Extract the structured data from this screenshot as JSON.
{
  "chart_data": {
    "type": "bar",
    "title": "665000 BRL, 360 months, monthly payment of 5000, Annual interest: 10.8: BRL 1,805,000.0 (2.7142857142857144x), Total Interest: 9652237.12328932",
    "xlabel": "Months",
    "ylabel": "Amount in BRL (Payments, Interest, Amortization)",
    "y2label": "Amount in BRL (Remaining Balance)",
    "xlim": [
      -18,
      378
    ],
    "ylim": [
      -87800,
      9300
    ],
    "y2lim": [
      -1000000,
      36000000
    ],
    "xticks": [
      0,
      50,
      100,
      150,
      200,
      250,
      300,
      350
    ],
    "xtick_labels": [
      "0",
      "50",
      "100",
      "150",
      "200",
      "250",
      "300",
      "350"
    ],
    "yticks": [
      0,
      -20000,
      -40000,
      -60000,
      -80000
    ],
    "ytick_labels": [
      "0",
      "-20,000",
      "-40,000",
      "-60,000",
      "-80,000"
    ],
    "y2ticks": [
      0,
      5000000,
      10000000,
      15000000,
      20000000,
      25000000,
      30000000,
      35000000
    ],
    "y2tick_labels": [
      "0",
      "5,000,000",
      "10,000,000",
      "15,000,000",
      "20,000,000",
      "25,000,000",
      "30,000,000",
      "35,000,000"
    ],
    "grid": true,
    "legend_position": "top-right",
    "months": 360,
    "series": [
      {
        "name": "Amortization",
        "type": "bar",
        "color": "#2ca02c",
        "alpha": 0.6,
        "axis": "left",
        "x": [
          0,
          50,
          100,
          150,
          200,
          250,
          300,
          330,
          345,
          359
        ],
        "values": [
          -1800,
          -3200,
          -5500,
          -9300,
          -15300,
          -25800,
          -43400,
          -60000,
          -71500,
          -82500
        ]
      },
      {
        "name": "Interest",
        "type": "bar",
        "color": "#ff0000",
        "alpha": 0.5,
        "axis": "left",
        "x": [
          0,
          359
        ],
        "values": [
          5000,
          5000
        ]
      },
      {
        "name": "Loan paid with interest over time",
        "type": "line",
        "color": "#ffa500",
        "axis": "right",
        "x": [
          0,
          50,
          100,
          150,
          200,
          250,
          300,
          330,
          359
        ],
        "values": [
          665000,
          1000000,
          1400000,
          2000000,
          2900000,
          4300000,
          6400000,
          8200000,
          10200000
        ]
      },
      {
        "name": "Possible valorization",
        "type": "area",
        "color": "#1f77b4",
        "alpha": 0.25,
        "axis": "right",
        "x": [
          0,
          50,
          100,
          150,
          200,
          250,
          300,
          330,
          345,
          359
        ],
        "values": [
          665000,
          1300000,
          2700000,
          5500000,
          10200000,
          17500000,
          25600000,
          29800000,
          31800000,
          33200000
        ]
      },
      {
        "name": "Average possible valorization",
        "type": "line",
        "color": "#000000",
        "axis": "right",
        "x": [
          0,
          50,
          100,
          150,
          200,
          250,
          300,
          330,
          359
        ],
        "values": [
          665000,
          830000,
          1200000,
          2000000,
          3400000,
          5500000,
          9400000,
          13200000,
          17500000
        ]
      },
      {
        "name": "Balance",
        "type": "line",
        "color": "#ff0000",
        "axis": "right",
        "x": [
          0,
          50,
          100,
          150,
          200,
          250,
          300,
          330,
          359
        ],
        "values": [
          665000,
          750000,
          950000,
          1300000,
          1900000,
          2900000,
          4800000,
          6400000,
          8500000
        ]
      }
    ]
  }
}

# # # # # # #

Problem to solve: Would you copy out each line exactly as written?

Output for this task:
Extract the structured data from this screenshot as JSON.
{
  "chart_data": {
    "type": "bar",
    "title": "665000 BRL, 360 months, monthly payment of 5000, Annual interest: 10.8: BRL 1,805,000.0 (2.7142857142857144x), Total Interest: 9652237.12328932",
    "xlabel": "Months",
    "ylabel": "Amount in BRL (Payments, Interest, Amortization)",
    "y2label": "Amount in BRL (Remaining Balance)",
    "xlim": [
      -18,
      378
    ],
    "ylim": [
      -87800,
      9300
    ],
    "y2lim": [
      -1000000,
      36000000
    ],
    "xticks": [
      0,
      50,
      100,
      150,
      200,
      250,
      300,
      350
    ],
    "xtick_labels": [
      "0",
      "50",
      "100",
      "150",
      "200",
      "250",
      "300",
      "350"
    ],
    "yticks": [
      0,
      -20000,
      -40000,
      -60000,
      -80000
    ],
    "ytick_labels": [
      "0",
      "-20,000",
      "-40,000",
      "-60,000",
      "-80,000"
    ],
    "y2ticks": [
      0,
      5000000,
      10000000,
      15000000,
      20000000,
      25000000,
      30000000,
      35000000
    ],
    "y2tick_labels": [
      "0",
      "5,000,000",
      "10,000,000",
      "15,000,000",
      "20,000,000",
      "25,000,000",
      "30,000,000",
      "35,000,000"
    ],
    "grid": true,
    "legend_position": "top-right",
    "months": 360,
    "series": [
      {
        "name": "Amortization",
        "type": "bar",
        "color": "#2ca02c",
        "alpha": 0.6,
        "axis": "left",
        "x": [
          0,
          50,
          100,
          150,
          200,
          250,
          300,
          330,
          345,
          359
        ],
        "values": [
          -1800,
          -3200,
          -5500,
          -9300,
          -15300,
          -25800,
          -43400,
          -60000,
          -71500,
          -82500
        ]
      },
      {
        "name": "Interest",
        "type": "bar",
        "color": "#ff0000",
        "alpha": 0.5,
        "axis": "left",
        "x": [
          0,
          359
        ],
        "values": [
          5000,
          5000
        ]
      },
      {
        "name": "Loan paid with interest over time",
        "type": "line",
        "color": "#ffa500",
        "axis": "right",
        "x": [
          0,
          50,
          100,
          150,
          200,
          250,
          300,
          330,
          359
        ],
        "values": [
          665000,
          1000000,
          1400000,
          2000000,
          2900000,
          4300000,
          6400000,
          8200000,
          10200000
        ]
      },
      {
        "name": "Possible valorization",
        "type": "area",
        "color": "#1f77b4",
        "alpha": 0.25,
        "axis": "right",
        "x": [
          0,
          50,
          100,
          150,
          200,
          250,
          300,
          330,
          345,
          359
        ],
        "values": [
          665000,
          1300000,
          2700000,
          5500000,
          10200000,
          17500000,
          25600000,
          29800000,
          31800000,
          33200000
        ]
      },
      {
        "name": "Average possible valorization",
        "type": "line",
        "color": "#000000",
        "axis": "right",
        "x": [
          0,
          50,
          100,
          150,
          200,
          250,
          300,
          330,
          359
        ],
        "values": [
          665000,
          830000,
          1200000,
          2000000,
          3400000,
          5500000,
          9400000,
          13200000,
          17500000
        ]
      },
      {
        "name": "Balance",
        "type": "line",
        "color": "#ff0000",
        "axis": "right",
        "x": [
          0,
          50,
          100,
          150,
          200,
          250,
          300,
          330,
          359
        ],
        "values": [
          665000,
          750000,
          950000,
          1300000,
          1900000,
          2900000,
          4800000,
          6400000,
          8500000
        ]
      }
    ]
  }
}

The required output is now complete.